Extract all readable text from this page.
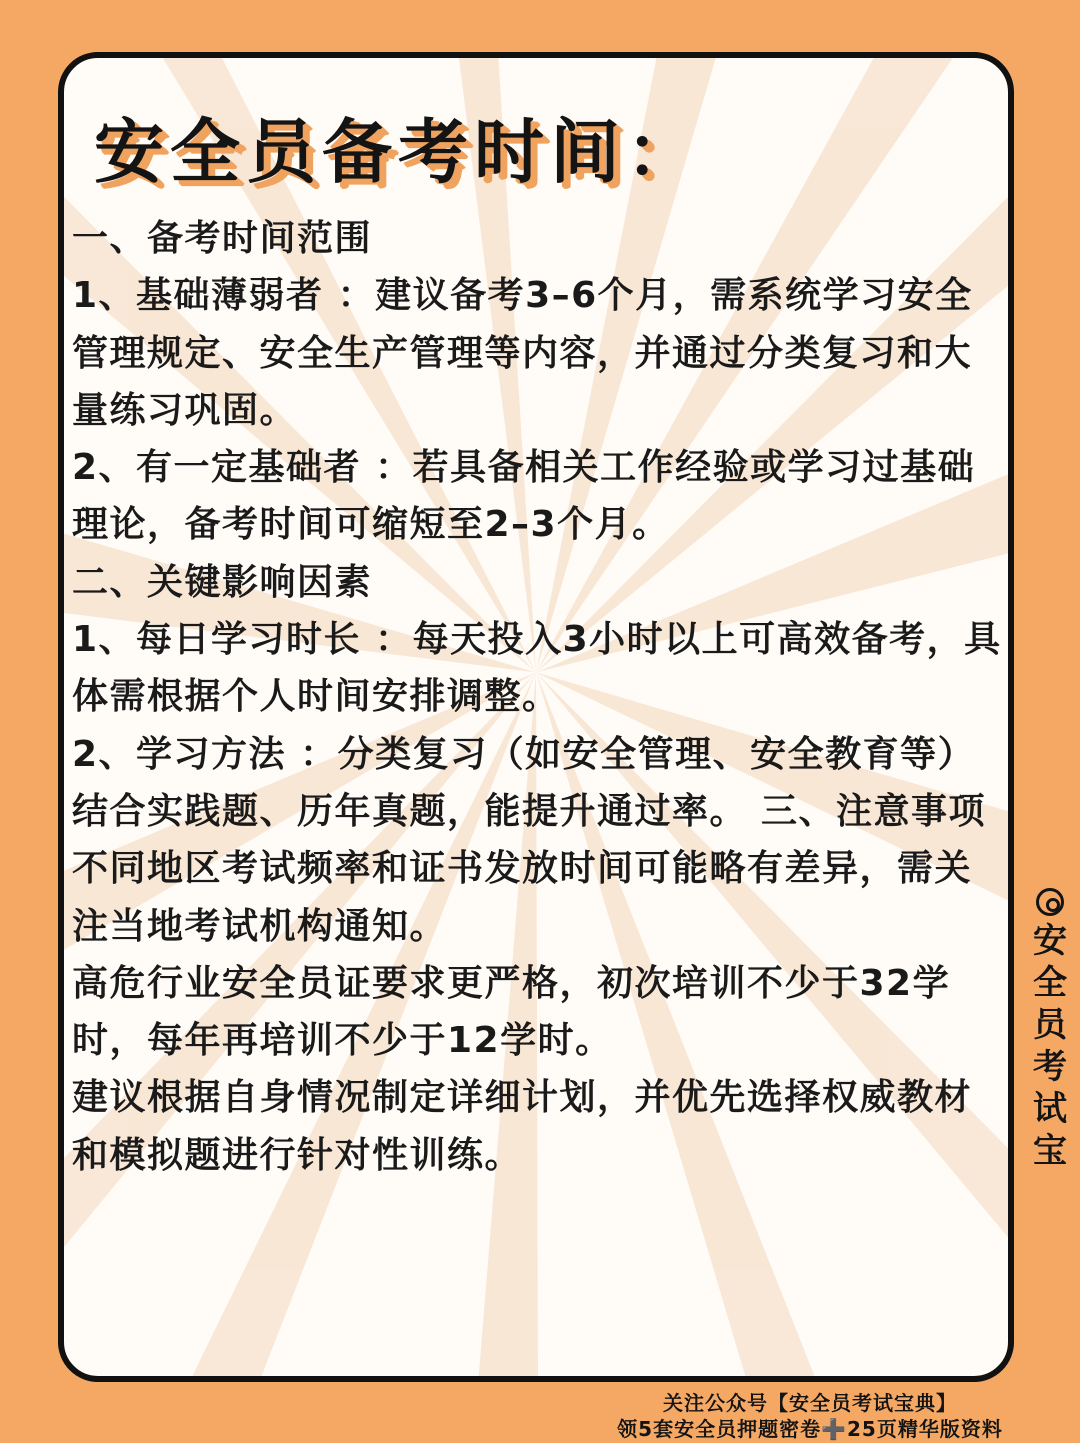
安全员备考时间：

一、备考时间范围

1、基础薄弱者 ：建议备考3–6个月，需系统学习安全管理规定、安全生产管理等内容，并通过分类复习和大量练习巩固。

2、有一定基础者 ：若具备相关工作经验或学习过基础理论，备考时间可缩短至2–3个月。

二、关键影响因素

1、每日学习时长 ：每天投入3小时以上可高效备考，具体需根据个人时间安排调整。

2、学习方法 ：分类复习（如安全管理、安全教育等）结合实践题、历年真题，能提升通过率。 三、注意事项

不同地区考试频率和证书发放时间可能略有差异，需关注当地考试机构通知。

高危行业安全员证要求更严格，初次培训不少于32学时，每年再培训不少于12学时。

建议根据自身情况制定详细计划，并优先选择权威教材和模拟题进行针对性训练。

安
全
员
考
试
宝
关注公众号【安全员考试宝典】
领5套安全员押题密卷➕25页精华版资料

Do this: Output a faithful copy of the data, with each picture left out.

Full response:
Extract all readable text from this page.
安全员备考时间：

一、备考时间范围

1、基础薄弱者 ：建议备考3–6个月，需系统学习安全管理规定、安全生产管理等内容，并通过分类复习和大量练习巩固。

2、有一定基础者 ：若具备相关工作经验或学习过基础理论，备考时间可缩短至2–3个月。

二、关键影响因素

1、每日学习时长 ：每天投入3小时以上可高效备考，具体需根据个人时间安排调整。

2、学习方法 ：分类复习（如安全管理、安全教育等）结合实践题、历年真题，能提升通过率。 三、注意事项

不同地区考试频率和证书发放时间可能略有差异，需关注当地考试机构通知。

高危行业安全员证要求更严格，初次培训不少于32学时，每年再培训不少于12学时。

建议根据自身情况制定详细计划，并优先选择权威教材和模拟题进行针对性训练。

安
全
员
考
试
宝
关注公众号【安全员考试宝典】
领5套安全员押题密卷➕25页精华版资料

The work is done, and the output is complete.